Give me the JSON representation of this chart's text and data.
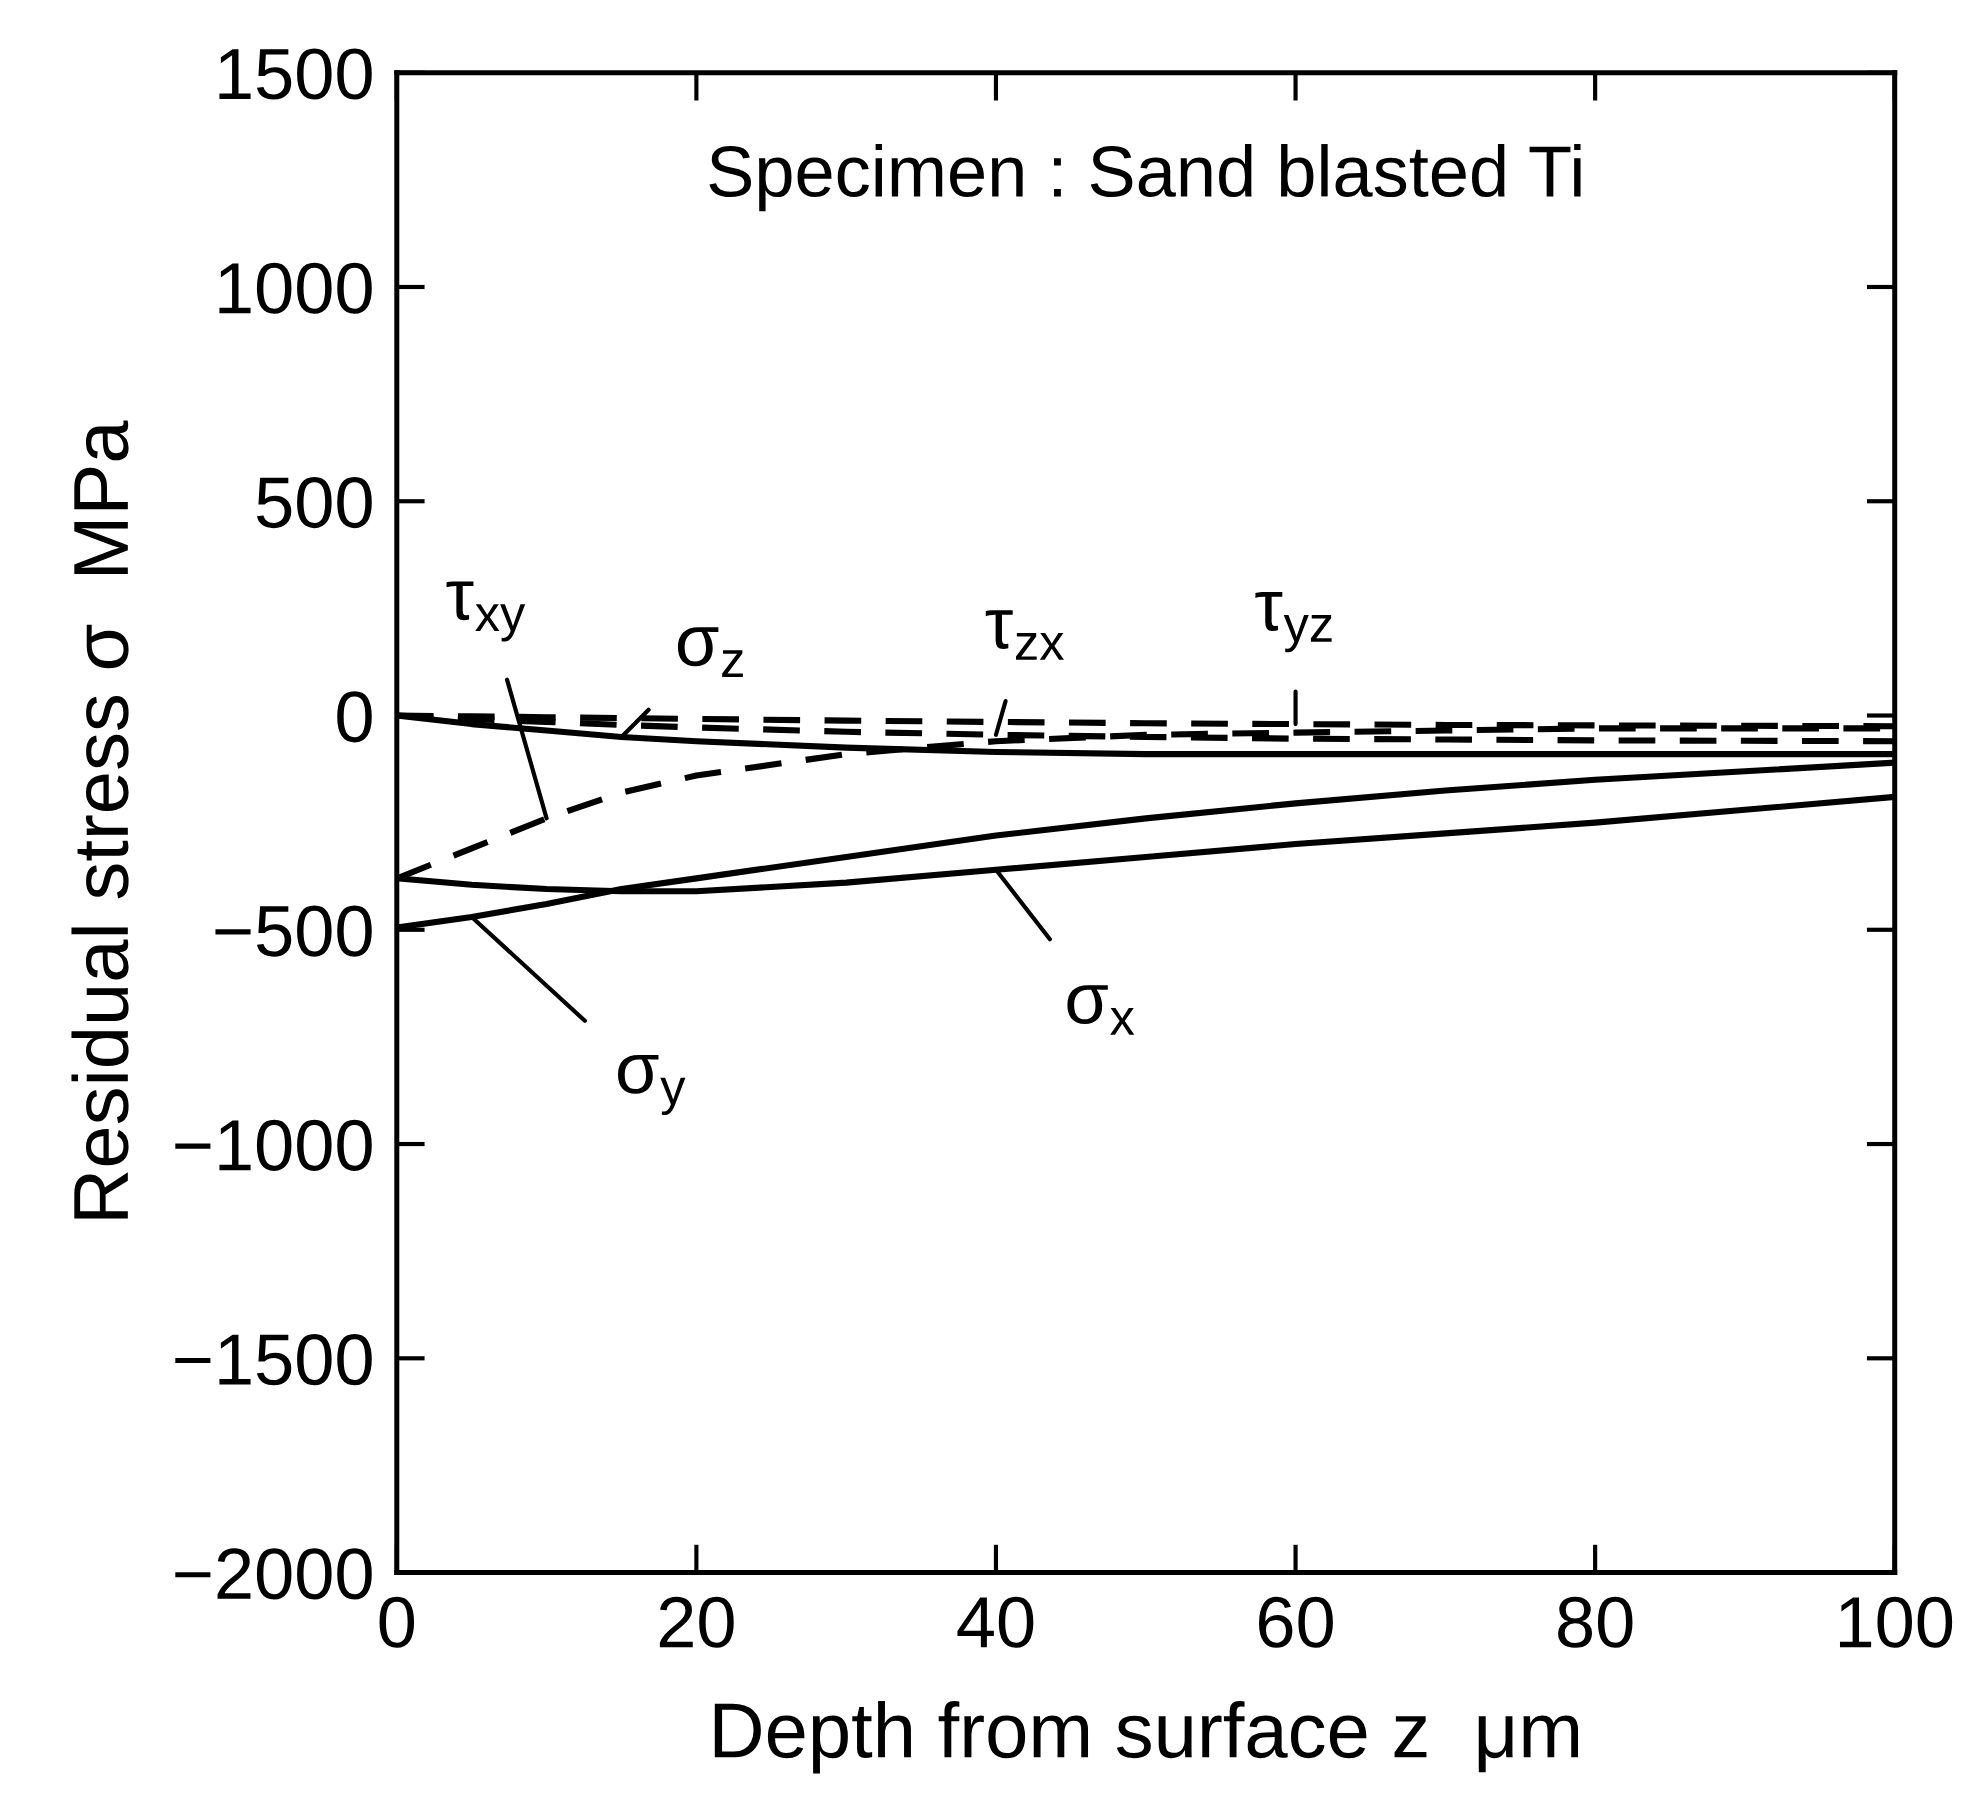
{
  "chart_data": {
    "type": "line",
    "title": "Specimen : Sand blasted Ti",
    "xlabel": "Depth from surface z  μm",
    "ylabel": "Residual stress σ  MPa",
    "x": [
      0,
      5,
      10,
      15,
      20,
      30,
      40,
      50,
      60,
      70,
      80,
      90,
      100
    ],
    "xlim": [
      0,
      100
    ],
    "xticks": [
      0,
      20,
      40,
      60,
      80,
      100
    ],
    "ylim": [
      -2000,
      1500
    ],
    "yticks": [
      -2000,
      -1500,
      -1000,
      -500,
      0,
      500,
      1000,
      1500
    ],
    "grid": false,
    "marker": "none",
    "series": [
      {
        "name": "σ$_{x}$",
        "color": "#000000",
        "line_style": "solid",
        "values": [
          -380,
          -395,
          -405,
          -410,
          -410,
          -390,
          -360,
          -330,
          -300,
          -275,
          -250,
          -220,
          -190
        ]
      },
      {
        "name": "σ$_{y}$",
        "color": "#000000",
        "line_style": "solid",
        "values": [
          -495,
          -470,
          -440,
          -405,
          -380,
          -330,
          -280,
          -240,
          -205,
          -175,
          -150,
          -130,
          -110
        ]
      },
      {
        "name": "σ$_{z}$",
        "color": "#000000",
        "line_style": "solid",
        "values": [
          0,
          -20,
          -35,
          -50,
          -60,
          -75,
          -85,
          -90,
          -90,
          -90,
          -90,
          -90,
          -90
        ]
      },
      {
        "name": "τ$_{xy}$",
        "color": "#000000",
        "line_style": "dashed",
        "values": [
          -380,
          -310,
          -240,
          -180,
          -140,
          -90,
          -60,
          -45,
          -40,
          -35,
          -30,
          -30,
          -30
        ]
      },
      {
        "name": "τ$_{zx}$",
        "color": "#000000",
        "line_style": "dashed",
        "values": [
          0,
          -8,
          -15,
          -22,
          -28,
          -38,
          -45,
          -50,
          -54,
          -56,
          -58,
          -59,
          -60
        ]
      },
      {
        "name": "τ$_{yz}$",
        "color": "#000000",
        "line_style": "dashed",
        "values": [
          0,
          -2,
          -4,
          -6,
          -8,
          -12,
          -15,
          -18,
          -20,
          -22,
          -23,
          -24,
          -25
        ]
      }
    ]
  }
}
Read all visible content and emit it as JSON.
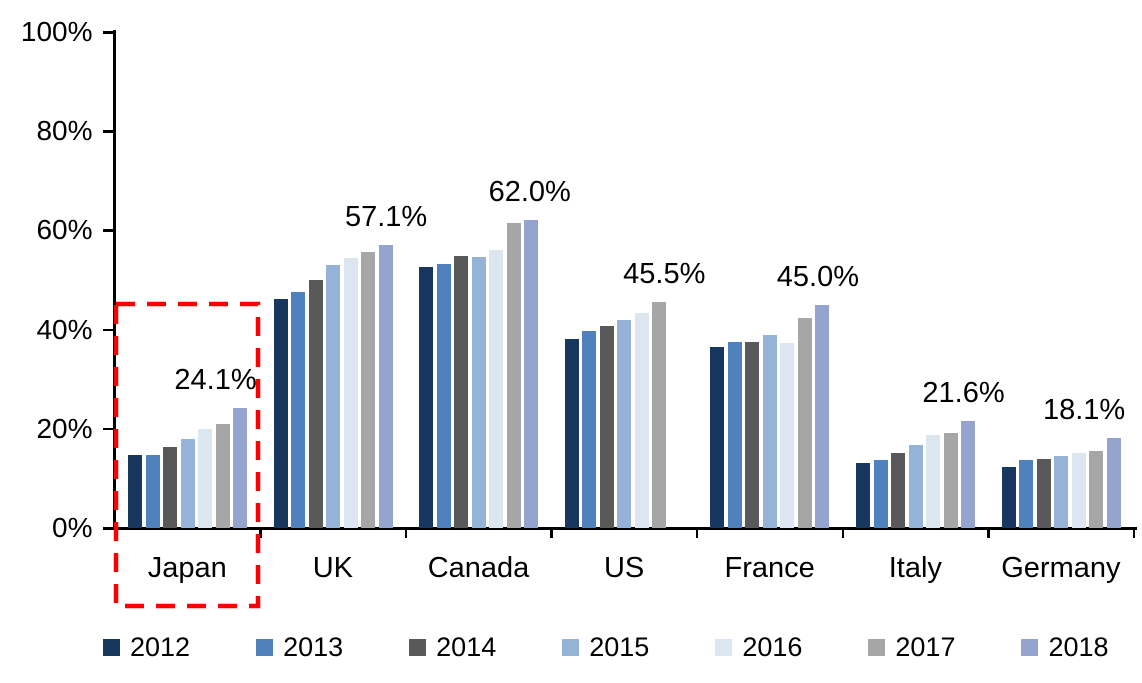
{
  "chart_data": {
    "type": "bar",
    "title": "",
    "categories": [
      "Japan",
      "UK",
      "Canada",
      "US",
      "France",
      "Italy",
      "Germany"
    ],
    "series": [
      {
        "name": "2012",
        "color": "#17375E",
        "values": [
          14.8,
          46.1,
          52.7,
          38.1,
          36.5,
          13.1,
          12.3
        ]
      },
      {
        "name": "2013",
        "color": "#4F81BD",
        "values": [
          14.8,
          47.6,
          53.2,
          39.7,
          37.5,
          13.8,
          13.7
        ]
      },
      {
        "name": "2014",
        "color": "#595959",
        "values": [
          16.4,
          49.9,
          54.8,
          40.8,
          37.5,
          15.2,
          13.9
        ]
      },
      {
        "name": "2015",
        "color": "#95B3D7",
        "values": [
          17.9,
          53.0,
          54.6,
          41.9,
          39.0,
          16.7,
          14.5
        ]
      },
      {
        "name": "2016",
        "color": "#DCE6F1",
        "values": [
          20.0,
          54.5,
          56.0,
          43.3,
          37.2,
          18.8,
          15.1
        ]
      },
      {
        "name": "2017",
        "color": "#A6A6A6",
        "values": [
          20.9,
          55.7,
          61.5,
          45.5,
          42.3,
          19.1,
          15.6
        ]
      },
      {
        "name": "2018",
        "color": "#95A4CE",
        "values": [
          24.1,
          57.1,
          62.0,
          null,
          45.0,
          21.6,
          18.1
        ]
      }
    ],
    "data_labels": [
      "24.1%",
      "57.1%",
      "62.0%",
      "45.5%",
      "45.0%",
      "21.6%",
      "18.1%"
    ],
    "y_axis": {
      "ticks": [
        "0%",
        "20%",
        "40%",
        "60%",
        "80%",
        "100%"
      ],
      "min": 0,
      "max": 100,
      "unit": "%",
      "grid": false
    },
    "x_axis": {
      "labels": [
        "Japan",
        "UK",
        "Canada",
        "US",
        "France",
        "Italy",
        "Germany"
      ]
    },
    "legend": {
      "position": "bottom",
      "entries": [
        "2012",
        "2013",
        "2014",
        "2015",
        "2016",
        "2017",
        "2018"
      ]
    },
    "highlight": {
      "category": "Japan",
      "shape": "dashed-rectangle",
      "color": "#FF0000"
    }
  }
}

══════════════════════════════

== Goal ==
Gather each line from the listing above that holds "title".

== Finished answer ==
    "title": "Specimen : Sand blasted Ti",
    "title": "",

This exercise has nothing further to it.